--- start ---

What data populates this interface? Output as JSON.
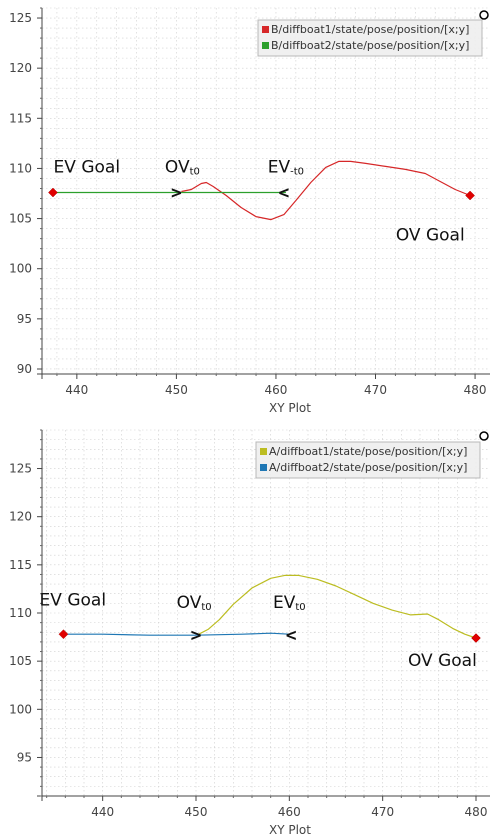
{
  "chart_data": [
    {
      "type": "line",
      "xlabel": "XY Plot",
      "xlim": [
        436.5,
        481.5
      ],
      "ylim": [
        89.5,
        126
      ],
      "xticks": [
        440,
        450,
        460,
        470,
        480
      ],
      "yticks": [
        90,
        95,
        100,
        105,
        110,
        115,
        120,
        125
      ],
      "grid": true,
      "legend_position": "top-right",
      "series": [
        {
          "name": "B/diffboat1/state/pose/position/[x;y]",
          "color": "#d62728",
          "x": [
            450.5,
            451.5,
            452.5,
            453.0,
            453.7,
            455.0,
            456.5,
            458.0,
            459.5,
            460.8,
            462.0,
            463.5,
            465.0,
            466.3,
            467.5,
            469.0,
            471.0,
            473.0,
            475.0,
            476.5,
            478.0,
            479.5
          ],
          "y": [
            107.7,
            107.9,
            108.5,
            108.6,
            108.2,
            107.3,
            106.1,
            105.2,
            104.9,
            105.4,
            106.8,
            108.6,
            110.1,
            110.7,
            110.7,
            110.5,
            110.2,
            109.9,
            109.5,
            108.7,
            107.9,
            107.3
          ]
        },
        {
          "name": "B/diffboat2/state/pose/position/[x;y]",
          "color": "#2ca02c",
          "x": [
            437.6,
            441,
            445,
            450,
            455,
            460,
            461
          ],
          "y": [
            107.6,
            107.6,
            107.6,
            107.6,
            107.6,
            107.6,
            107.6
          ]
        }
      ],
      "markers": [
        {
          "x": 437.6,
          "y": 107.6
        },
        {
          "x": 479.5,
          "y": 107.3
        }
      ],
      "annotations": [
        {
          "text": "EV Goal",
          "x": 441,
          "y": 109.6
        },
        {
          "text": "OV",
          "sub": "t0",
          "x": 450.6,
          "y": 109.6
        },
        {
          "text": "EV",
          "sub": "-t0",
          "x": 461.0,
          "y": 109.6
        },
        {
          "text": "OV Goal",
          "x": 475.5,
          "y": 102.8
        },
        {
          "arrow": ">",
          "x": 450.0,
          "y": 107.6
        },
        {
          "arrow": "<",
          "x": 460.8,
          "y": 107.6
        }
      ]
    },
    {
      "type": "line",
      "xlabel": "XY Plot",
      "xlim": [
        433.5,
        481.5
      ],
      "ylim": [
        91,
        129
      ],
      "xticks": [
        440,
        450,
        460,
        470,
        480
      ],
      "yticks": [
        95,
        100,
        105,
        110,
        115,
        120,
        125
      ],
      "grid": true,
      "legend_position": "top-right",
      "series": [
        {
          "name": "A/diffboat1/state/pose/position/[x;y]",
          "color": "#bcbd22",
          "x": [
            450.3,
            451.3,
            452.5,
            454.0,
            456.0,
            458.0,
            459.5,
            461.0,
            463.0,
            465.0,
            467.0,
            469.0,
            471.0,
            473.0,
            474.8,
            476.0,
            477.5,
            478.8,
            480.0
          ],
          "y": [
            107.8,
            108.3,
            109.3,
            110.9,
            112.6,
            113.6,
            113.9,
            113.9,
            113.5,
            112.8,
            111.9,
            111.0,
            110.3,
            109.8,
            109.9,
            109.3,
            108.4,
            107.8,
            107.4
          ]
        },
        {
          "name": "A/diffboat2/state/pose/position/[x;y]",
          "color": "#1f77b4",
          "x": [
            435.8,
            440,
            445,
            450,
            455,
            458,
            460
          ],
          "y": [
            107.8,
            107.8,
            107.7,
            107.7,
            107.8,
            107.9,
            107.8
          ]
        }
      ],
      "markers": [
        {
          "x": 435.8,
          "y": 107.8
        },
        {
          "x": 480.0,
          "y": 107.4
        }
      ],
      "annotations": [
        {
          "text": "EV Goal",
          "x": 436.8,
          "y": 110.8
        },
        {
          "text": "OV",
          "sub": "t0",
          "x": 449.8,
          "y": 110.5
        },
        {
          "text": "EV",
          "sub": "t0",
          "x": 460.0,
          "y": 110.5
        },
        {
          "text": "OV Goal",
          "x": 476.4,
          "y": 104.5
        },
        {
          "arrow": ">",
          "x": 450.0,
          "y": 107.7
        },
        {
          "arrow": "<",
          "x": 460.2,
          "y": 107.7
        }
      ]
    }
  ]
}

--- end ---

SHORT TASK —
Reproduce the material word for word, minus the images.

RESULT FOR THIS EXERCISE —
What data populates this interface? Output as JSON.
{
  "chart_data": [
    {
      "type": "line",
      "xlabel": "XY Plot",
      "xlim": [
        436.5,
        481.5
      ],
      "ylim": [
        89.5,
        126
      ],
      "xticks": [
        440,
        450,
        460,
        470,
        480
      ],
      "yticks": [
        90,
        95,
        100,
        105,
        110,
        115,
        120,
        125
      ],
      "grid": true,
      "legend_position": "top-right",
      "series": [
        {
          "name": "B/diffboat1/state/pose/position/[x;y]",
          "color": "#d62728",
          "x": [
            450.5,
            451.5,
            452.5,
            453.0,
            453.7,
            455.0,
            456.5,
            458.0,
            459.5,
            460.8,
            462.0,
            463.5,
            465.0,
            466.3,
            467.5,
            469.0,
            471.0,
            473.0,
            475.0,
            476.5,
            478.0,
            479.5
          ],
          "y": [
            107.7,
            107.9,
            108.5,
            108.6,
            108.2,
            107.3,
            106.1,
            105.2,
            104.9,
            105.4,
            106.8,
            108.6,
            110.1,
            110.7,
            110.7,
            110.5,
            110.2,
            109.9,
            109.5,
            108.7,
            107.9,
            107.3
          ]
        },
        {
          "name": "B/diffboat2/state/pose/position/[x;y]",
          "color": "#2ca02c",
          "x": [
            437.6,
            441,
            445,
            450,
            455,
            460,
            461
          ],
          "y": [
            107.6,
            107.6,
            107.6,
            107.6,
            107.6,
            107.6,
            107.6
          ]
        }
      ],
      "markers": [
        {
          "x": 437.6,
          "y": 107.6
        },
        {
          "x": 479.5,
          "y": 107.3
        }
      ],
      "annotations": [
        {
          "text": "EV Goal",
          "x": 441,
          "y": 109.6
        },
        {
          "text": "OV",
          "sub": "t0",
          "x": 450.6,
          "y": 109.6
        },
        {
          "text": "EV",
          "sub": "-t0",
          "x": 461.0,
          "y": 109.6
        },
        {
          "text": "OV Goal",
          "x": 475.5,
          "y": 102.8
        },
        {
          "arrow": ">",
          "x": 450.0,
          "y": 107.6
        },
        {
          "arrow": "<",
          "x": 460.8,
          "y": 107.6
        }
      ]
    },
    {
      "type": "line",
      "xlabel": "XY Plot",
      "xlim": [
        433.5,
        481.5
      ],
      "ylim": [
        91,
        129
      ],
      "xticks": [
        440,
        450,
        460,
        470,
        480
      ],
      "yticks": [
        95,
        100,
        105,
        110,
        115,
        120,
        125
      ],
      "grid": true,
      "legend_position": "top-right",
      "series": [
        {
          "name": "A/diffboat1/state/pose/position/[x;y]",
          "color": "#bcbd22",
          "x": [
            450.3,
            451.3,
            452.5,
            454.0,
            456.0,
            458.0,
            459.5,
            461.0,
            463.0,
            465.0,
            467.0,
            469.0,
            471.0,
            473.0,
            474.8,
            476.0,
            477.5,
            478.8,
            480.0
          ],
          "y": [
            107.8,
            108.3,
            109.3,
            110.9,
            112.6,
            113.6,
            113.9,
            113.9,
            113.5,
            112.8,
            111.9,
            111.0,
            110.3,
            109.8,
            109.9,
            109.3,
            108.4,
            107.8,
            107.4
          ]
        },
        {
          "name": "A/diffboat2/state/pose/position/[x;y]",
          "color": "#1f77b4",
          "x": [
            435.8,
            440,
            445,
            450,
            455,
            458,
            460
          ],
          "y": [
            107.8,
            107.8,
            107.7,
            107.7,
            107.8,
            107.9,
            107.8
          ]
        }
      ],
      "markers": [
        {
          "x": 435.8,
          "y": 107.8
        },
        {
          "x": 480.0,
          "y": 107.4
        }
      ],
      "annotations": [
        {
          "text": "EV Goal",
          "x": 436.8,
          "y": 110.8
        },
        {
          "text": "OV",
          "sub": "t0",
          "x": 449.8,
          "y": 110.5
        },
        {
          "text": "EV",
          "sub": "t0",
          "x": 460.0,
          "y": 110.5
        },
        {
          "text": "OV Goal",
          "x": 476.4,
          "y": 104.5
        },
        {
          "arrow": ">",
          "x": 450.0,
          "y": 107.7
        },
        {
          "arrow": "<",
          "x": 460.2,
          "y": 107.7
        }
      ]
    }
  ]
}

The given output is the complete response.